Saved data entries
((

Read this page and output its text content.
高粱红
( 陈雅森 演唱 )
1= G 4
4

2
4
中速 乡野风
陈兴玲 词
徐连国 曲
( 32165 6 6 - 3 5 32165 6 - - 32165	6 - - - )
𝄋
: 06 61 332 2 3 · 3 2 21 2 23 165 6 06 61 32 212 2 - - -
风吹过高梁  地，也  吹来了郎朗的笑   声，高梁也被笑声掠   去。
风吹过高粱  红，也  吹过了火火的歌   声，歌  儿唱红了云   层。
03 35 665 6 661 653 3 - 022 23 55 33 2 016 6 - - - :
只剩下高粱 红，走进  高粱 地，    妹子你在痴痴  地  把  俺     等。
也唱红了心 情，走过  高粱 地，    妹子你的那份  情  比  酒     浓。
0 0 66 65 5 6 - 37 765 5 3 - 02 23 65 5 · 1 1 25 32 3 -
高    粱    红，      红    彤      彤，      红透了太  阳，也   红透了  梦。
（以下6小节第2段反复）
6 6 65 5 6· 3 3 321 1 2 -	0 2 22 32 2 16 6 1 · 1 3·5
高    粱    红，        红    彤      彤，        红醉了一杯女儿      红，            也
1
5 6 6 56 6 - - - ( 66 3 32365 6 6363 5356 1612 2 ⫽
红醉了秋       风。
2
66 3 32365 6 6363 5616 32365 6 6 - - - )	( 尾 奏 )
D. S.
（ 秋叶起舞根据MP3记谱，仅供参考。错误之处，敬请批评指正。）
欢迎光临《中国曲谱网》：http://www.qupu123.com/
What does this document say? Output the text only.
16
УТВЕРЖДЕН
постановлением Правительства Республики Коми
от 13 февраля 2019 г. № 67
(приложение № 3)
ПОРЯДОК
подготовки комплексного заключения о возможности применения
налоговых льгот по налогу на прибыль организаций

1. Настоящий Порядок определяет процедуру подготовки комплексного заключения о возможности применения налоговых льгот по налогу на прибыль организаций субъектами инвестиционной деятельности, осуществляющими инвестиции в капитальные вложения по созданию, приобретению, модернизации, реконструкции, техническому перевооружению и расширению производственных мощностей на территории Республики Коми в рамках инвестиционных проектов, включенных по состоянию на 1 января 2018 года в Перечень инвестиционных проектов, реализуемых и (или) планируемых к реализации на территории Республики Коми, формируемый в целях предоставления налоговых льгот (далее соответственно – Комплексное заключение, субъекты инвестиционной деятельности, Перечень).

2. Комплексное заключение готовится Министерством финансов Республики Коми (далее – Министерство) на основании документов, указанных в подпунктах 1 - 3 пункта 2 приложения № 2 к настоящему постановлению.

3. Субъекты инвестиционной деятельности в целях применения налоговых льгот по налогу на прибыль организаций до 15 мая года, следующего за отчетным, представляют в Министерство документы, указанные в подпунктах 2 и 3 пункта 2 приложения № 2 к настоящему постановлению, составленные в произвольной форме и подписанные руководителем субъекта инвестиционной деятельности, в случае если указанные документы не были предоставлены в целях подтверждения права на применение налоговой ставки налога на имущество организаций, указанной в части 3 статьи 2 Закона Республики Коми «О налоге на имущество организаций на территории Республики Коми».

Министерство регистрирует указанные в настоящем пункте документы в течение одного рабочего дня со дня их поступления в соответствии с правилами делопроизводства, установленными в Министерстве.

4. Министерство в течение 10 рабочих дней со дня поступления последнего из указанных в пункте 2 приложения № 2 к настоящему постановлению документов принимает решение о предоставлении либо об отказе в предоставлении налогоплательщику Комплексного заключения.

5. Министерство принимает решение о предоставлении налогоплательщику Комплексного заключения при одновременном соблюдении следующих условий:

))
((

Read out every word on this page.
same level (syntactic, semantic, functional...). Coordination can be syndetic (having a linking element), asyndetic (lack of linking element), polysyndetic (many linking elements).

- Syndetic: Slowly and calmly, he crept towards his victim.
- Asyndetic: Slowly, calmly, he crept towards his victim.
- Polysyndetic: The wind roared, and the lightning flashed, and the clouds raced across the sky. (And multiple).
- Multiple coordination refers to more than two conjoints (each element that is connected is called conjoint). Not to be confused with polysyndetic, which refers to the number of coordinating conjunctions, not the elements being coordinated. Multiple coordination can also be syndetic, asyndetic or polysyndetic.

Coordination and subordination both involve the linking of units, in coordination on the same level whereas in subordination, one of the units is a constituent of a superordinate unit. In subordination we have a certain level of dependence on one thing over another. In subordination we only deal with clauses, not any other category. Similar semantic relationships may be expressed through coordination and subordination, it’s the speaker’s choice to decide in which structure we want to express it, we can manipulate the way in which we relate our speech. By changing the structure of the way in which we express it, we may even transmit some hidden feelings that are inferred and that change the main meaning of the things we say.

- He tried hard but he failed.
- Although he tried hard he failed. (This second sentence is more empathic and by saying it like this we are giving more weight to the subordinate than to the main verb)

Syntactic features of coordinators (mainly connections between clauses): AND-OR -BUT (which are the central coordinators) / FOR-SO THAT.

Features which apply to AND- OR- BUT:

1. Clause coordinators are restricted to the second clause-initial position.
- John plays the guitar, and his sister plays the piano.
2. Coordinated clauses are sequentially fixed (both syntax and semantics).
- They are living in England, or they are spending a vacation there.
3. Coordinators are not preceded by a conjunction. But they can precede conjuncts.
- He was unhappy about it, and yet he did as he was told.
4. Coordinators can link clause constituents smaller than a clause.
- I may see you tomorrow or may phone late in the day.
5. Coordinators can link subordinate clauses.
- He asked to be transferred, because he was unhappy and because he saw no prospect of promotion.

))
((

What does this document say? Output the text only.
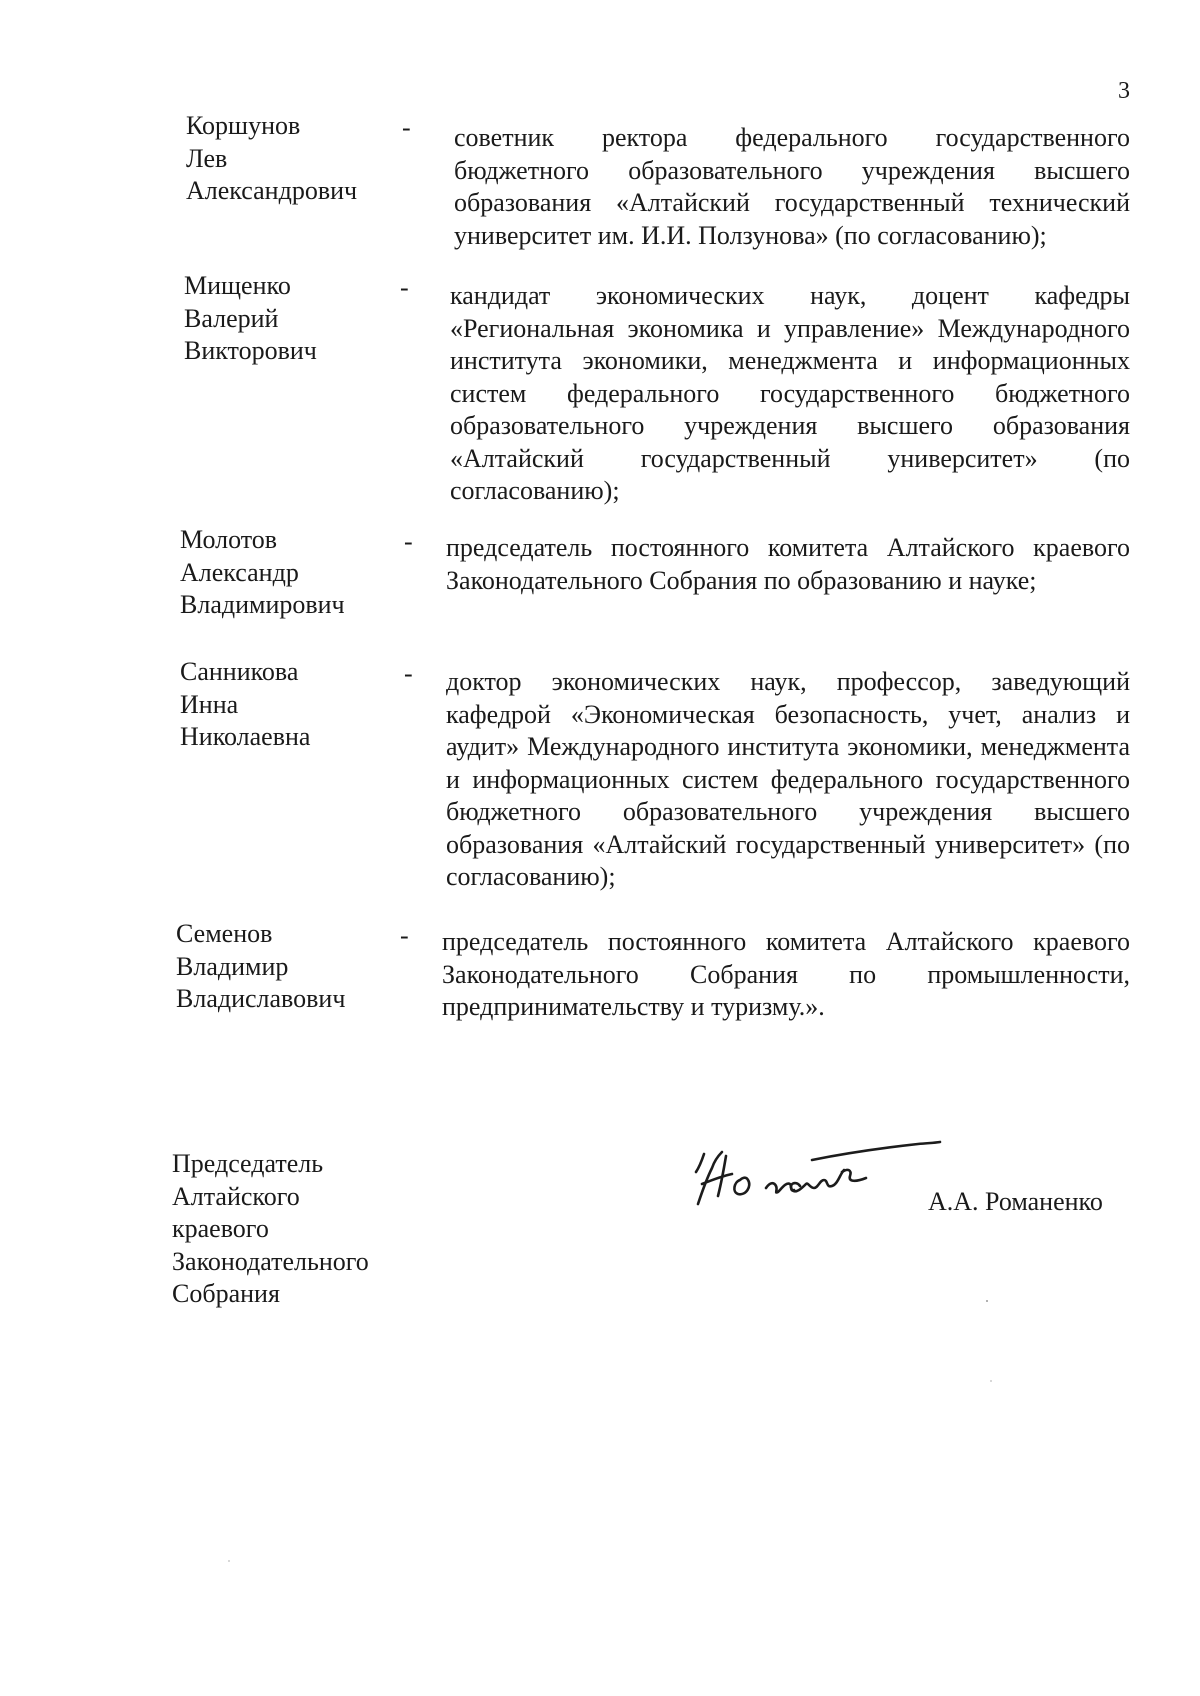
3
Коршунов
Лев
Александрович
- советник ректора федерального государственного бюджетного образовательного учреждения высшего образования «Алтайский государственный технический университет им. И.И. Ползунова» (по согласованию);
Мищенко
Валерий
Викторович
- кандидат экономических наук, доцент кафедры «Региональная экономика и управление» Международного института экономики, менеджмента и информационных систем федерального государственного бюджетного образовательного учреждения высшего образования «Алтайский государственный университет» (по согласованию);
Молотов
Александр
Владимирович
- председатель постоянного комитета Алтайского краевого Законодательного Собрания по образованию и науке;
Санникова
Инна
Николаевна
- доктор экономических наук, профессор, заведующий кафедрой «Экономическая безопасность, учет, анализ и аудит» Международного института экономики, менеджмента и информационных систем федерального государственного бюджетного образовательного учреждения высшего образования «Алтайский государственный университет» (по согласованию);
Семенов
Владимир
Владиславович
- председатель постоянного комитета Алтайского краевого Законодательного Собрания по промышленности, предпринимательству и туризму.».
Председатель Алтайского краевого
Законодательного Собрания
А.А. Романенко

))

* [Requirement]: From the listing, copy each line containing the word "crept".

* [Expected answer]:
- Syndetic: Slowly and calmly, he crept towards his victim.
- Asyndetic: Slowly, calmly, he crept towards his victim.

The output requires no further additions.